- _Source data_
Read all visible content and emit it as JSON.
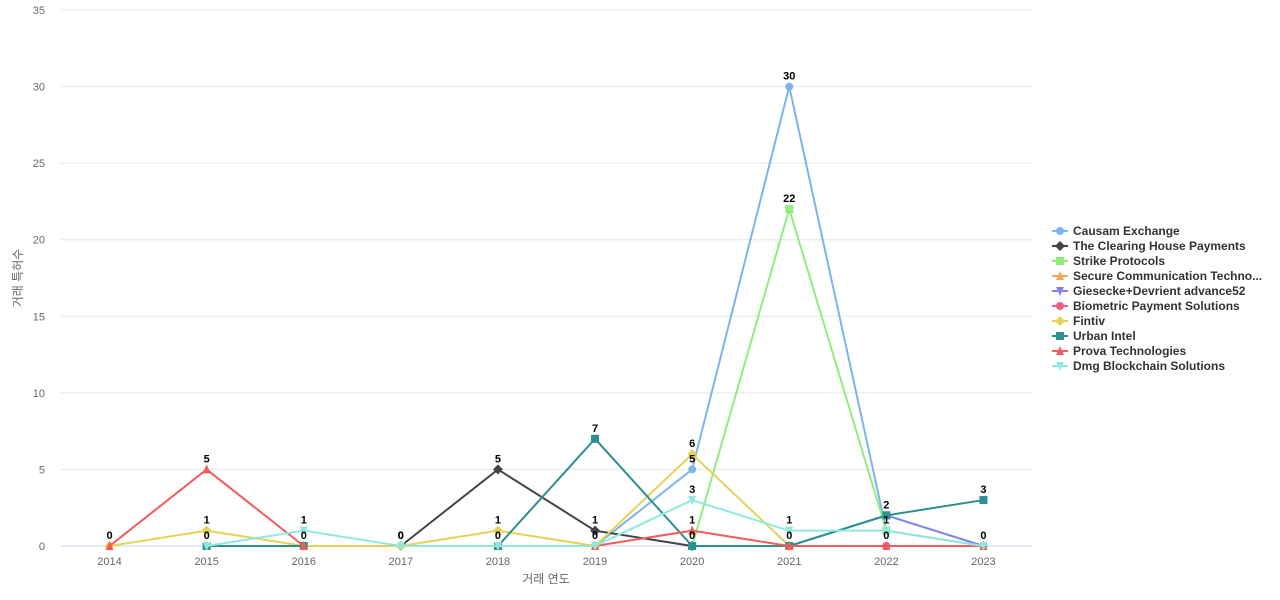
{
  "chart_data": {
    "type": "line",
    "xlabel": "거래 연도",
    "ylabel": "거래 특허수",
    "ylim": [
      0,
      35
    ],
    "yticks": [
      0,
      5,
      10,
      15,
      20,
      25,
      30,
      35
    ],
    "categories": [
      "2014",
      "2015",
      "2016",
      "2017",
      "2018",
      "2019",
      "2020",
      "2021",
      "2022",
      "2023"
    ],
    "grid": true,
    "legend_position": "right",
    "series": [
      {
        "name": "Causam Exchange",
        "color": "#7cb5ec",
        "marker": "circle",
        "values": [
          null,
          null,
          null,
          null,
          null,
          0,
          5,
          30,
          1,
          0
        ],
        "labels": [
          null,
          null,
          null,
          null,
          null,
          null,
          5,
          30,
          null,
          null
        ]
      },
      {
        "name": "The Clearing House Payments",
        "color": "#434348",
        "marker": "diamond",
        "values": [
          null,
          null,
          null,
          0,
          5,
          1,
          0,
          null,
          null,
          null
        ],
        "labels": [
          null,
          null,
          null,
          0,
          5,
          1,
          0,
          null,
          null,
          null
        ]
      },
      {
        "name": "Strike Protocols",
        "color": "#90ed7d",
        "marker": "square",
        "values": [
          null,
          null,
          null,
          null,
          null,
          null,
          0,
          22,
          1,
          null
        ],
        "labels": [
          null,
          null,
          null,
          null,
          null,
          null,
          null,
          22,
          null,
          null
        ]
      },
      {
        "name": "Secure Communication Techno...",
        "color": "#f7a35c",
        "marker": "triangle",
        "values": [
          null,
          null,
          null,
          null,
          null,
          null,
          null,
          null,
          null,
          0
        ],
        "labels": [
          null,
          null,
          null,
          null,
          null,
          null,
          null,
          null,
          null,
          null
        ]
      },
      {
        "name": "Giesecke+Devrient advance52",
        "color": "#8085e9",
        "marker": "triangle-down",
        "values": [
          null,
          null,
          null,
          null,
          null,
          null,
          null,
          0,
          2,
          0
        ],
        "labels": [
          null,
          null,
          null,
          null,
          null,
          null,
          null,
          null,
          null,
          null
        ]
      },
      {
        "name": "Biometric Payment Solutions",
        "color": "#f15c80",
        "marker": "circle",
        "values": [
          null,
          null,
          null,
          null,
          null,
          0,
          null,
          null,
          0,
          null
        ],
        "labels": [
          null,
          null,
          null,
          null,
          null,
          null,
          null,
          null,
          0,
          null
        ]
      },
      {
        "name": "Fintiv",
        "color": "#e4d354",
        "marker": "diamond",
        "values": [
          0,
          1,
          0,
          0,
          1,
          0,
          6,
          0,
          null,
          null
        ],
        "labels": [
          null,
          1,
          null,
          null,
          1,
          null,
          6,
          null,
          null,
          null
        ]
      },
      {
        "name": "Urban Intel",
        "color": "#2b908f",
        "marker": "square",
        "values": [
          null,
          0,
          0,
          null,
          0,
          7,
          0,
          0,
          2,
          3
        ],
        "labels": [
          null,
          0,
          0,
          null,
          0,
          7,
          null,
          0,
          2,
          3
        ]
      },
      {
        "name": "Prova Technologies",
        "color": "#f45b5b",
        "marker": "triangle",
        "values": [
          0,
          5,
          0,
          null,
          null,
          0,
          1,
          0,
          0,
          0
        ],
        "labels": [
          0,
          5,
          null,
          null,
          null,
          0,
          1,
          null,
          null,
          0
        ]
      },
      {
        "name": "Dmg Blockchain Solutions",
        "color": "#91e8e1",
        "marker": "triangle-down",
        "values": [
          null,
          0,
          1,
          0,
          0,
          0,
          3,
          1,
          1,
          0
        ],
        "labels": [
          null,
          null,
          1,
          0,
          null,
          null,
          3,
          1,
          1,
          null
        ]
      }
    ]
  }
}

- _What this task involves_
Retype all the records shown above, character for character. Omit every picture.

- _In response_
Read all visible content and emit it as JSON.
{
  "chart_data": {
    "type": "line",
    "xlabel": "거래 연도",
    "ylabel": "거래 특허수",
    "ylim": [
      0,
      35
    ],
    "yticks": [
      0,
      5,
      10,
      15,
      20,
      25,
      30,
      35
    ],
    "categories": [
      "2014",
      "2015",
      "2016",
      "2017",
      "2018",
      "2019",
      "2020",
      "2021",
      "2022",
      "2023"
    ],
    "grid": true,
    "legend_position": "right",
    "series": [
      {
        "name": "Causam Exchange",
        "color": "#7cb5ec",
        "marker": "circle",
        "values": [
          null,
          null,
          null,
          null,
          null,
          0,
          5,
          30,
          1,
          0
        ],
        "labels": [
          null,
          null,
          null,
          null,
          null,
          null,
          5,
          30,
          null,
          null
        ]
      },
      {
        "name": "The Clearing House Payments",
        "color": "#434348",
        "marker": "diamond",
        "values": [
          null,
          null,
          null,
          0,
          5,
          1,
          0,
          null,
          null,
          null
        ],
        "labels": [
          null,
          null,
          null,
          0,
          5,
          1,
          0,
          null,
          null,
          null
        ]
      },
      {
        "name": "Strike Protocols",
        "color": "#90ed7d",
        "marker": "square",
        "values": [
          null,
          null,
          null,
          null,
          null,
          null,
          0,
          22,
          1,
          null
        ],
        "labels": [
          null,
          null,
          null,
          null,
          null,
          null,
          null,
          22,
          null,
          null
        ]
      },
      {
        "name": "Secure Communication Techno...",
        "color": "#f7a35c",
        "marker": "triangle",
        "values": [
          null,
          null,
          null,
          null,
          null,
          null,
          null,
          null,
          null,
          0
        ],
        "labels": [
          null,
          null,
          null,
          null,
          null,
          null,
          null,
          null,
          null,
          null
        ]
      },
      {
        "name": "Giesecke+Devrient advance52",
        "color": "#8085e9",
        "marker": "triangle-down",
        "values": [
          null,
          null,
          null,
          null,
          null,
          null,
          null,
          0,
          2,
          0
        ],
        "labels": [
          null,
          null,
          null,
          null,
          null,
          null,
          null,
          null,
          null,
          null
        ]
      },
      {
        "name": "Biometric Payment Solutions",
        "color": "#f15c80",
        "marker": "circle",
        "values": [
          null,
          null,
          null,
          null,
          null,
          0,
          null,
          null,
          0,
          null
        ],
        "labels": [
          null,
          null,
          null,
          null,
          null,
          null,
          null,
          null,
          0,
          null
        ]
      },
      {
        "name": "Fintiv",
        "color": "#e4d354",
        "marker": "diamond",
        "values": [
          0,
          1,
          0,
          0,
          1,
          0,
          6,
          0,
          null,
          null
        ],
        "labels": [
          null,
          1,
          null,
          null,
          1,
          null,
          6,
          null,
          null,
          null
        ]
      },
      {
        "name": "Urban Intel",
        "color": "#2b908f",
        "marker": "square",
        "values": [
          null,
          0,
          0,
          null,
          0,
          7,
          0,
          0,
          2,
          3
        ],
        "labels": [
          null,
          0,
          0,
          null,
          0,
          7,
          null,
          0,
          2,
          3
        ]
      },
      {
        "name": "Prova Technologies",
        "color": "#f45b5b",
        "marker": "triangle",
        "values": [
          0,
          5,
          0,
          null,
          null,
          0,
          1,
          0,
          0,
          0
        ],
        "labels": [
          0,
          5,
          null,
          null,
          null,
          0,
          1,
          null,
          null,
          0
        ]
      },
      {
        "name": "Dmg Blockchain Solutions",
        "color": "#91e8e1",
        "marker": "triangle-down",
        "values": [
          null,
          0,
          1,
          0,
          0,
          0,
          3,
          1,
          1,
          0
        ],
        "labels": [
          null,
          null,
          1,
          0,
          null,
          null,
          3,
          1,
          1,
          null
        ]
      }
    ]
  }
}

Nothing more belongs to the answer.